— begin —

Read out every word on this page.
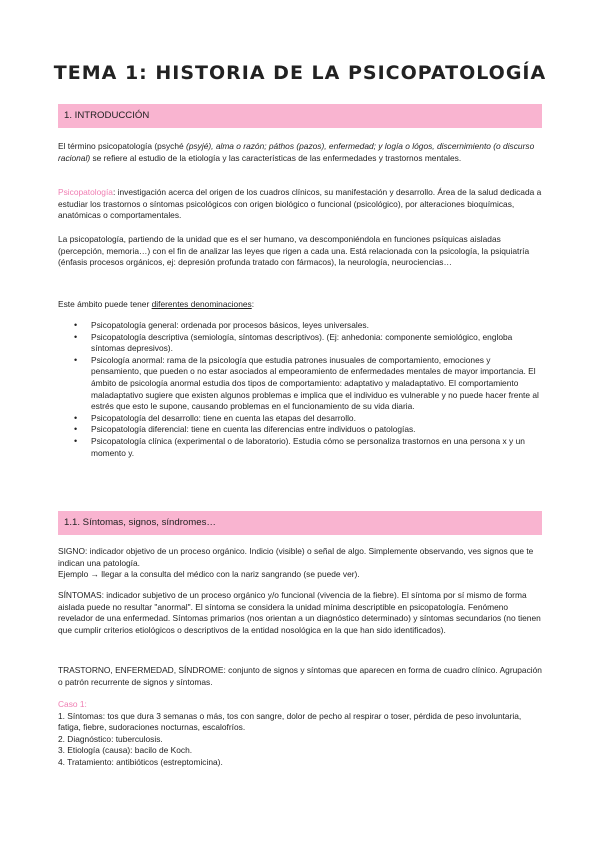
TEMA 1: HISTORIA DE LA PSICOPATOLOGÍA
1. INTRODUCCIÓN

El término psicopatología (psyché (psyjé), alma o razón; páthos (pazos), enfermedad; y logía o lógos, discernimiento (o discurso racional) se refiere al estudio de la etiología y las características de las enfermedades y trastornos mentales.

Psicopatología: investigación acerca del origen de los cuadros clínicos, su manifestación y desarrollo. Área de la salud dedicada a estudiar los trastornos o síntomas psicológicos con origen biológico o funcional (psicológico), por alteraciones bioquímicas, anatómicas o comportamentales.

La psicopatología, partiendo de la unidad que es el ser humano, va descomponiéndola en funciones psíquicas aisladas (percepción, memoria…) con el fin de analizar las leyes que rigen a cada una. Está relacionada con la psicología, la psiquiatría (énfasis procesos orgánicos, ej: depresión profunda tratado con fármacos), la neurología, neurociencias…

Este ámbito puede tener diferentes denominaciones:

• Psicopatología general: ordenada por procesos básicos, leyes universales.
• Psicopatología descriptiva (semiología, síntomas descriptivos). (Ej: anhedonia: componente semiológico, engloba síntomas depresivos).
• Psicología anormal: rama de la psicología que estudia patrones inusuales de comportamiento, emociones y pensamiento, que pueden o no estar asociados al empeoramiento de enfermedades mentales de mayor importancia. El ámbito de psicología anormal estudia dos tipos de comportamiento: adaptativo y maladaptativo. El comportamiento maladaptativo sugiere que existen algunos problemas e implica que el individuo es vulnerable y no puede hacer frente al estrés que esto le supone, causando problemas en el funcionamiento de su vida diaria.
• Psicopatología del desarrollo: tiene en cuenta las etapas del desarrollo.
• Psicopatología diferencial: tiene en cuenta las diferencias entre individuos o patologías.
• Psicopatología clínica (experimental o de laboratorio). Estudia cómo se personaliza trastornos en una persona x y un momento y.
1.1. Síntomas, signos, síndromes…

SIGNO: indicador objetivo de un proceso orgánico. Indicio (visible) o señal de algo. Simplemente observando, ves signos que te indican una patología.

Ejemplo → llegar a la consulta del médico con la nariz sangrando (se puede ver).

SÍNTOMAS: indicador subjetivo de un proceso orgánico y/o funcional (vivencia de la fiebre). El síntoma por sí mismo de forma aislada puede no resultar "anormal". El síntoma se considera la unidad mínima descriptible en psicopatología. Fenómeno revelador de una enfermedad. Síntomas primarios (nos orientan a un diagnóstico determinado) y síntomas secundarios (no tienen que cumplir criterios etiológicos o descriptivos de la entidad nosológica en la que han sido identificados).

TRASTORNO, ENFERMEDAD, SÍNDROME: conjunto de signos y síntomas que aparecen en forma de cuadro clínico. Agrupación o patrón recurrente de signos y síntomas.

Caso 1:

1. Síntomas: tos que dura 3 semanas o más, tos con sangre, dolor de pecho al respirar o toser, pérdida de peso involuntaria, fatiga, fiebre, sudoraciones nocturnas, escalofríos.

2. Diagnóstico: tuberculosis.

3. Etiología (causa): bacilo de Koch.

4. Tratamiento: antibióticos (estreptomicina).
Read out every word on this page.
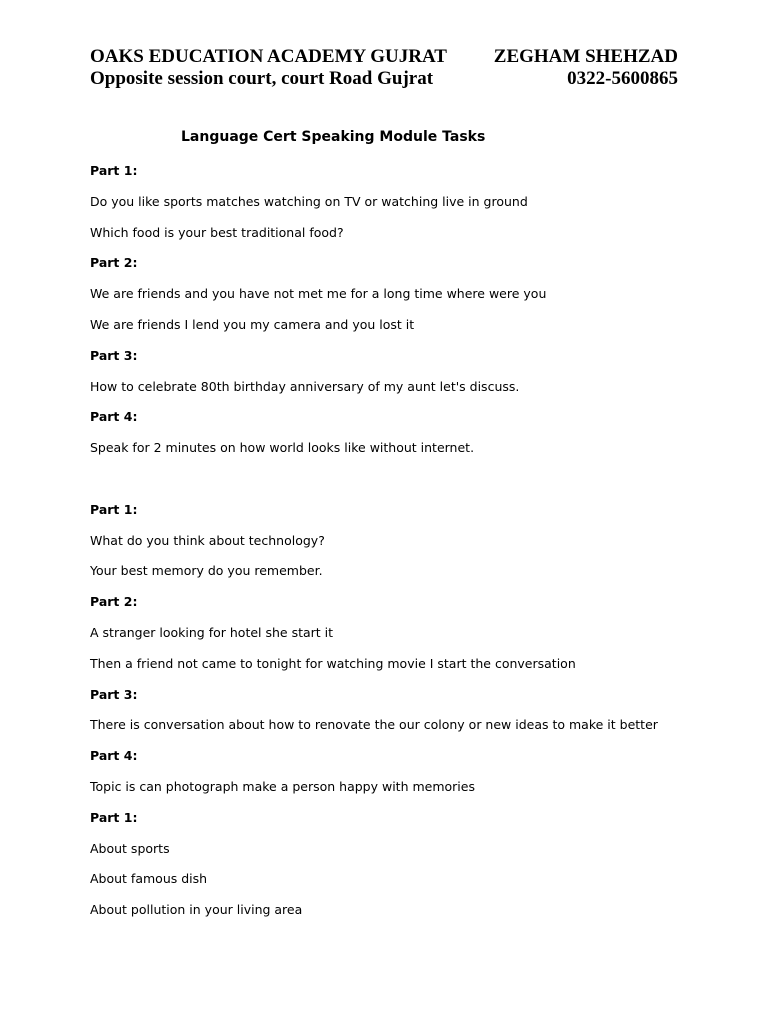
OAKS EDUCATION ACADEMY GUJRAT ZEGHAM SHEHZAD
Opposite session court, court Road Gujrat	0322-5600865
Language Cert Speaking Module Tasks
Part 1:
Do you like sports matches watching on TV or watching live in ground
Which food is your best traditional food?
Part 2:
We are friends and you have not met me for a long time where were you
We are friends I lend you my camera and you lost it
Part 3:
How to celebrate 80th birthday anniversary of my aunt let's discuss.
Part 4:
Speak for 2 minutes on how world looks like without internet.
Part 1:
What do you think about technology?
Your best memory do you remember.
Part 2:
A stranger looking for hotel she start it
Then a friend not came to tonight for watching movie I start the conversation
Part 3:
There is conversation about how to renovate the our colony or new ideas to make it better
Part 4:
Topic is can photograph make a person happy with memories
Part 1:
About sports
About famous dish
About pollution in your living area
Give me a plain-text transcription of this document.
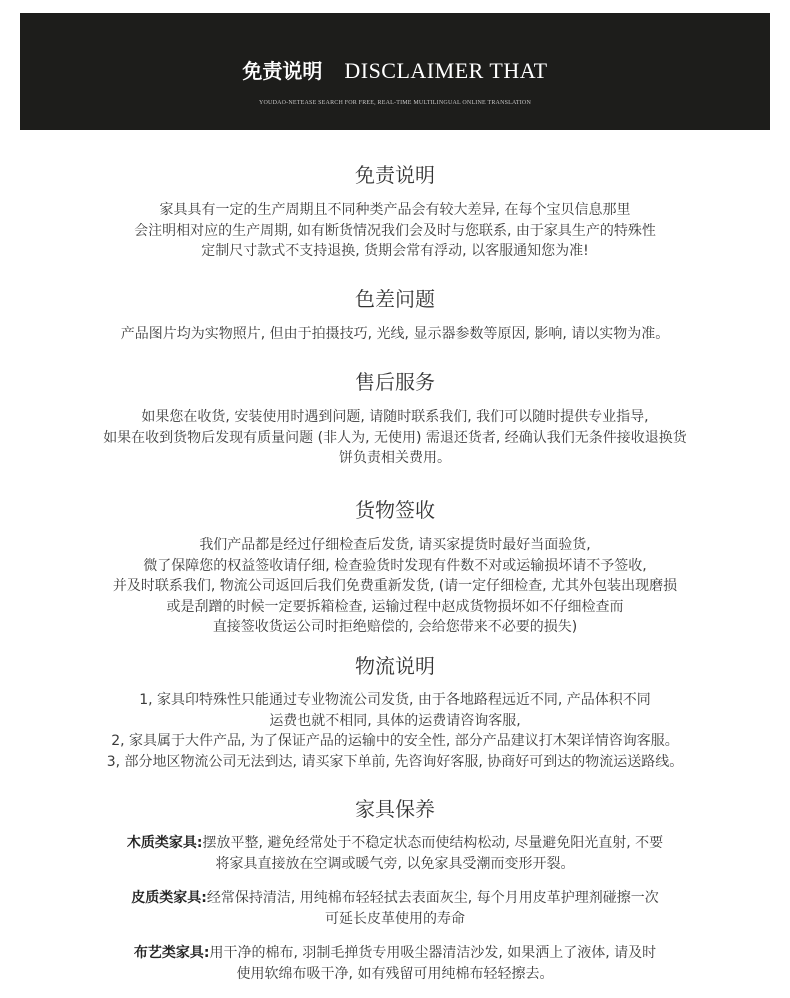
免责说明 DISCLAIMER THAT
YOUDAO-NETEASE SEARCH FOR FREE, REAL-TIME MULTILINGUAL ONLINE TRANSLATION
免责说明
家具具有一定的生产周期且不同种类产品会有较大差异, 在每个宝贝信息那里
会注明相对应的生产周期, 如有断货情况我们会及时与您联系, 由于家具生产的特殊性
定制尺寸款式不支持退换, 货期会常有浮动, 以客服通知您为准!
色差问题
产品图片均为实物照片, 但由于拍摄技巧, 光线, 显示器参数等原因, 影响, 请以实物为准。
售后服务
如果您在收货, 安装使用时遇到问题, 请随时联系我们, 我们可以随时提供专业指导,
如果在收到货物后发现有质量问题 (非人为, 无使用) 需退还货者, 经确认我们无条件接收退换货
饼负责相关费用。
货物签收
我们产品都是经过仔细检查后发货, 请买家提货时最好当面验货,
微了保障您的权益签收请仔细, 检查验货时发现有件数不对或运输损坏请不予签收,
并及时联系我们, 物流公司返回后我们免费重新发货, (请一定仔细检查, 尤其外包装出现磨损
或是刮蹭的时候一定要拆箱检查, 运输过程中赵成货物损坏如不仔细检查而
直接签收货运公司时拒绝赔偿的, 会给您带来不必要的损失)
物流说明
1, 家具印特殊性只能通过专业物流公司发货, 由于各地路程远近不同, 产品体积不同
运费也就不相同, 具体的运费请咨询客服,
2, 家具属于大件产品, 为了保证产品的运输中的安全性, 部分产品建议打木架详情咨询客服。
3, 部分地区物流公司无法到达, 请买家下单前, 先咨询好客服, 协商好可到达的物流运送路线。
家具保养
木质类家具:摆放平整, 避免经常处于不稳定状态而使结构松动, 尽量避免阳光直射, 不要
将家具直接放在空调或暖气旁, 以免家具受潮而变形开裂。
皮质类家具:经常保持清洁, 用纯棉布轻轻拭去表面灰尘, 每个月用皮革护理剂碰擦一次
可延长皮革使用的寿命
布艺类家具:用干净的棉布, 羽制毛掸货专用吸尘器清洁沙发, 如果洒上了液体, 请及时
使用软绵布吸干净, 如有残留可用纯棉布轻轻擦去。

— end —

Aim ▸
Quote in full the listing given above; the images are to be left out.

Answer in full ▸
Read out every word on this page.
TEMA 1: HISTORIA DE LA PSICOPATOLOGÍA
1. INTRODUCCIÓN

El término psicopatología (psyché (psyjé), alma o razón; páthos (pazos), enfermedad; y logía o lógos, discernimiento (o discurso racional) se refiere al estudio de la etiología y las características de las enfermedades y trastornos mentales.

Psicopatología: investigación acerca del origen de los cuadros clínicos, su manifestación y desarrollo. Área de la salud dedicada a estudiar los trastornos o síntomas psicológicos con origen biológico o funcional (psicológico), por alteraciones bioquímicas, anatómicas o comportamentales.

La psicopatología, partiendo de la unidad que es el ser humano, va descomponiéndola en funciones psíquicas aisladas (percepción, memoria…) con el fin de analizar las leyes que rigen a cada una. Está relacionada con la psicología, la psiquiatría (énfasis procesos orgánicos, ej: depresión profunda tratado con fármacos), la neurología, neurociencias…

Este ámbito puede tener diferentes denominaciones:

• Psicopatología general: ordenada por procesos básicos, leyes universales.
• Psicopatología descriptiva (semiología, síntomas descriptivos). (Ej: anhedonia: componente semiológico, engloba síntomas depresivos).
• Psicología anormal: rama de la psicología que estudia patrones inusuales de comportamiento, emociones y pensamiento, que pueden o no estar asociados al empeoramiento de enfermedades mentales de mayor importancia. El ámbito de psicología anormal estudia dos tipos de comportamiento: adaptativo y maladaptativo. El comportamiento maladaptativo sugiere que existen algunos problemas e implica que el individuo es vulnerable y no puede hacer frente al estrés que esto le supone, causando problemas en el funcionamiento de su vida diaria.
• Psicopatología del desarrollo: tiene en cuenta las etapas del desarrollo.
• Psicopatología diferencial: tiene en cuenta las diferencias entre individuos o patologías.
• Psicopatología clínica (experimental o de laboratorio). Estudia cómo se personaliza trastornos en una persona x y un momento y.
1.1. Síntomas, signos, síndromes…

SIGNO: indicador objetivo de un proceso orgánico. Indicio (visible) o señal de algo. Simplemente observando, ves signos que te indican una patología.

Ejemplo → llegar a la consulta del médico con la nariz sangrando (se puede ver).

SÍNTOMAS: indicador subjetivo de un proceso orgánico y/o funcional (vivencia de la fiebre). El síntoma por sí mismo de forma aislada puede no resultar "anormal". El síntoma se considera la unidad mínima descriptible en psicopatología. Fenómeno revelador de una enfermedad. Síntomas primarios (nos orientan a un diagnóstico determinado) y síntomas secundarios (no tienen que cumplir criterios etiológicos o descriptivos de la entidad nosológica en la que han sido identificados).

TRASTORNO, ENFERMEDAD, SÍNDROME: conjunto de signos y síntomas que aparecen en forma de cuadro clínico. Agrupación o patrón recurrente de signos y síntomas.

Caso 1:

1. Síntomas: tos que dura 3 semanas o más, tos con sangre, dolor de pecho al respirar o toser, pérdida de peso involuntaria, fatiga, fiebre, sudoraciones nocturnas, escalofríos.

2. Diagnóstico: tuberculosis.

3. Etiología (causa): bacilo de Koch.

4. Tratamiento: antibióticos (estreptomicina).
Read out every word on this page.
OAKS EDUCATION ACADEMY GUJRAT ZEGHAM SHEHZAD
Opposite session court, court Road Gujrat	0322-5600865
Language Cert Speaking Module Tasks
Part 1:
Do you like sports matches watching on TV or watching live in ground
Which food is your best traditional food?
Part 2:
We are friends and you have not met me for a long time where were you
We are friends I lend you my camera and you lost it
Part 3:
How to celebrate 80th birthday anniversary of my aunt let's discuss.
Part 4:
Speak for 2 minutes on how world looks like without internet.
Part 1:
What do you think about technology?
Your best memory do you remember.
Part 2:
A stranger looking for hotel she start it
Then a friend not came to tonight for watching movie I start the conversation
Part 3:
There is conversation about how to renovate the our colony or new ideas to make it better
Part 4:
Topic is can photograph make a person happy with memories
Part 1:
About sports
About famous dish
About pollution in your living area
Give me a plain-text transcription of this document.
免责说明 DISCLAIMER THAT
YOUDAO-NETEASE SEARCH FOR FREE, REAL-TIME MULTILINGUAL ONLINE TRANSLATION
免责说明
家具具有一定的生产周期且不同种类产品会有较大差异, 在每个宝贝信息那里
会注明相对应的生产周期, 如有断货情况我们会及时与您联系, 由于家具生产的特殊性
定制尺寸款式不支持退换, 货期会常有浮动, 以客服通知您为准!
色差问题
产品图片均为实物照片, 但由于拍摄技巧, 光线, 显示器参数等原因, 影响, 请以实物为准。
售后服务
如果您在收货, 安装使用时遇到问题, 请随时联系我们, 我们可以随时提供专业指导,
如果在收到货物后发现有质量问题 (非人为, 无使用) 需退还货者, 经确认我们无条件接收退换货
饼负责相关费用。
货物签收
我们产品都是经过仔细检查后发货, 请买家提货时最好当面验货,
微了保障您的权益签收请仔细, 检查验货时发现有件数不对或运输损坏请不予签收,
并及时联系我们, 物流公司返回后我们免费重新发货, (请一定仔细检查, 尤其外包装出现磨损
或是刮蹭的时候一定要拆箱检查, 运输过程中赵成货物损坏如不仔细检查而
直接签收货运公司时拒绝赔偿的, 会给您带来不必要的损失)
物流说明
1, 家具印特殊性只能通过专业物流公司发货, 由于各地路程远近不同, 产品体积不同
运费也就不相同, 具体的运费请咨询客服,
2, 家具属于大件产品, 为了保证产品的运输中的安全性, 部分产品建议打木架详情咨询客服。
3, 部分地区物流公司无法到达, 请买家下单前, 先咨询好客服, 协商好可到达的物流运送路线。
家具保养
木质类家具:摆放平整, 避免经常处于不稳定状态而使结构松动, 尽量避免阳光直射, 不要
将家具直接放在空调或暖气旁, 以免家具受潮而变形开裂。
皮质类家具:经常保持清洁, 用纯棉布轻轻拭去表面灰尘, 每个月用皮革护理剂碰擦一次
可延长皮革使用的寿命
布艺类家具:用干净的棉布, 羽制毛掸货专用吸尘器清洁沙发, 如果洒上了液体, 请及时
使用软绵布吸干净, 如有残留可用纯棉布轻轻擦去。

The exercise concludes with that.